Say how many lines hold the string "range", and nothing more.

**DATA FOR THIS TASK**.
====================
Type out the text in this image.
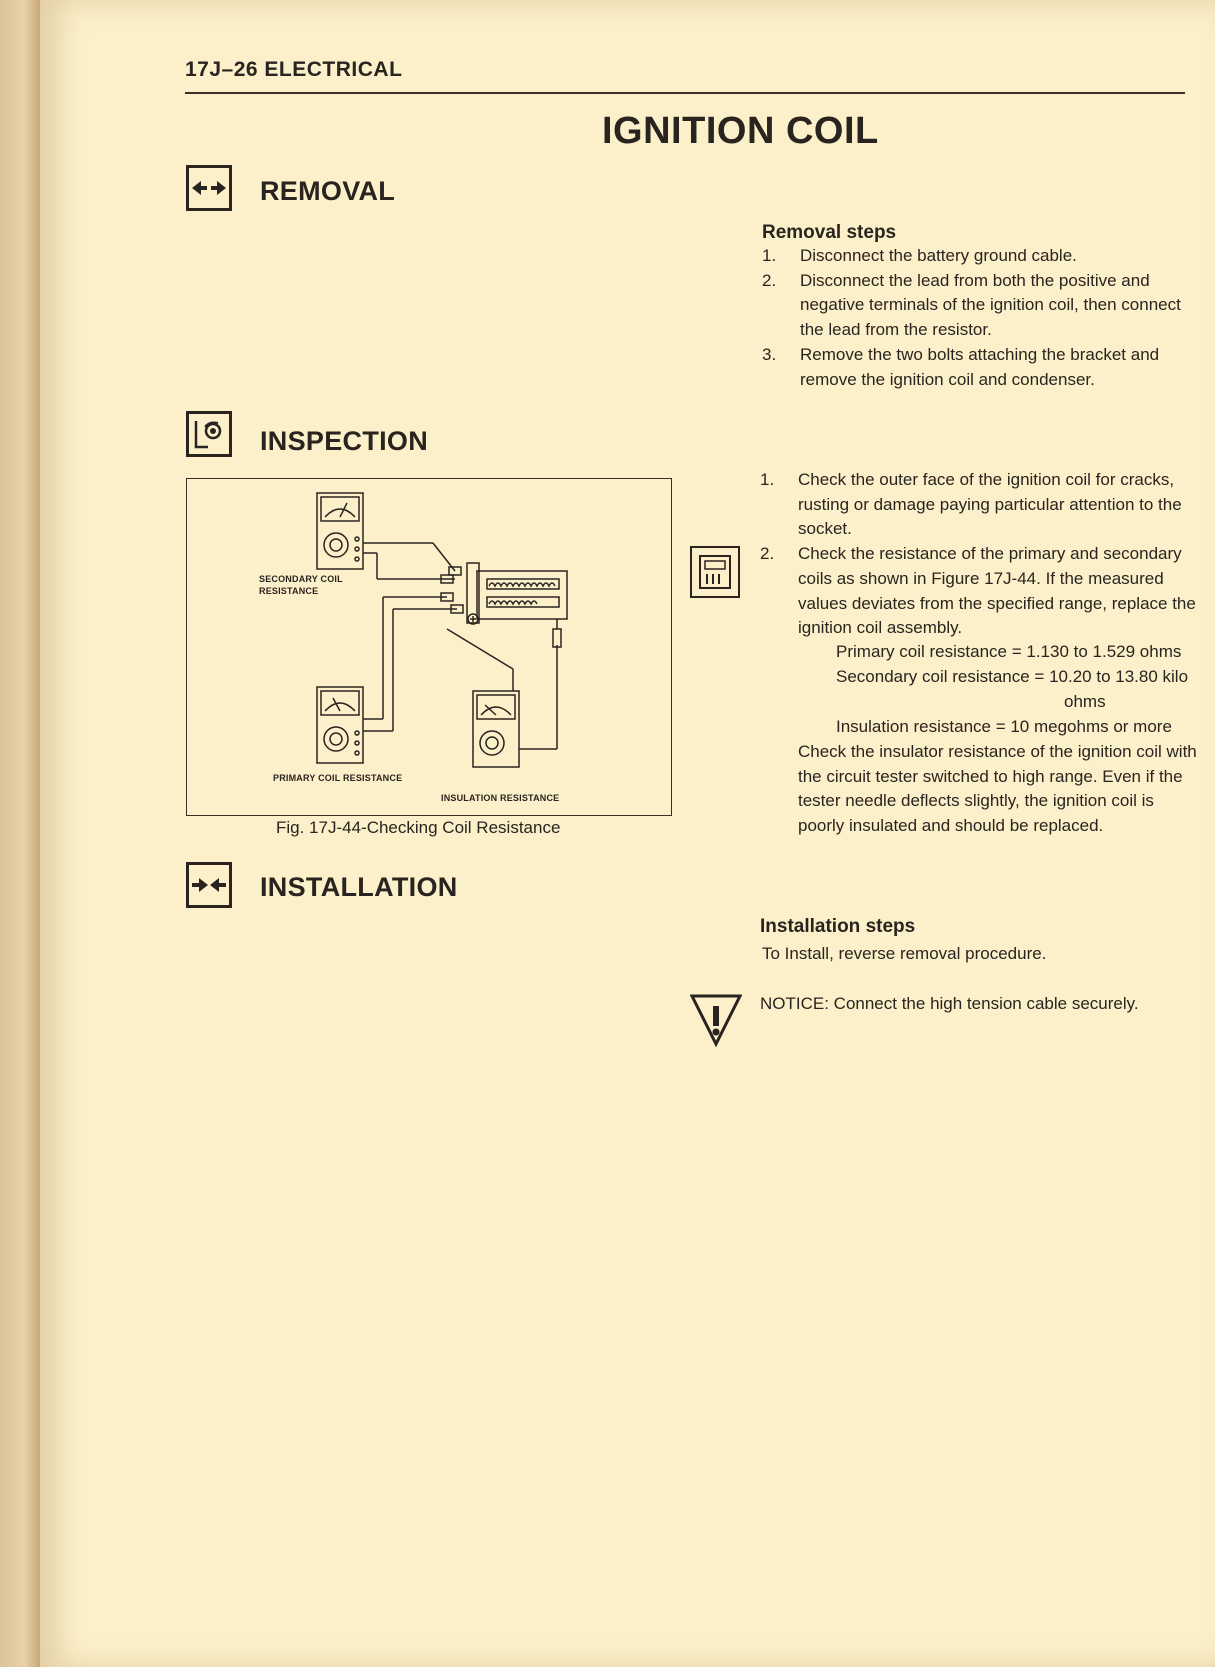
17J–26 ELECTRICAL
IGNITION COIL
REMOVAL
Removal steps
1.	Disconnect the battery ground cable.
2.	Disconnect the lead from both the positive and negative terminals of the ignition coil, then connect the lead from the resistor.
3.	Remove the two bolts attaching the bracket and remove the ignition coil and condenser.
INSPECTION
SECONDARY COIL
RESISTANCE
PRIMARY COIL RESISTANCE
INSULATION RESISTANCE
Fig. 17J-44-Checking Coil Resistance
1.	Check the outer face of the ignition coil for cracks, rusting or damage paying particular attention to the socket.
2.	Check the resistance of the primary and secondary coils as shown in Figure 17J-44. If the measured values deviates from the specified range, replace the ignition coil assembly.
Primary coil resistance = 1.130 to 1.529 ohms
Secondary coil resistance = 10.20 to 13.80 kilo
ohms
Insulation resistance = 10 megohms or more
Check the insulator resistance of the ignition coil with the circuit tester switched to high range. Even if the tester needle deflects slightly, the ignition coil is poorly insulated and should be replaced.
INSTALLATION
Installation steps
To Install, reverse removal procedure.
NOTICE: Connect the high tension cable securely.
====================
**ANSWER TO THE TASK**. 2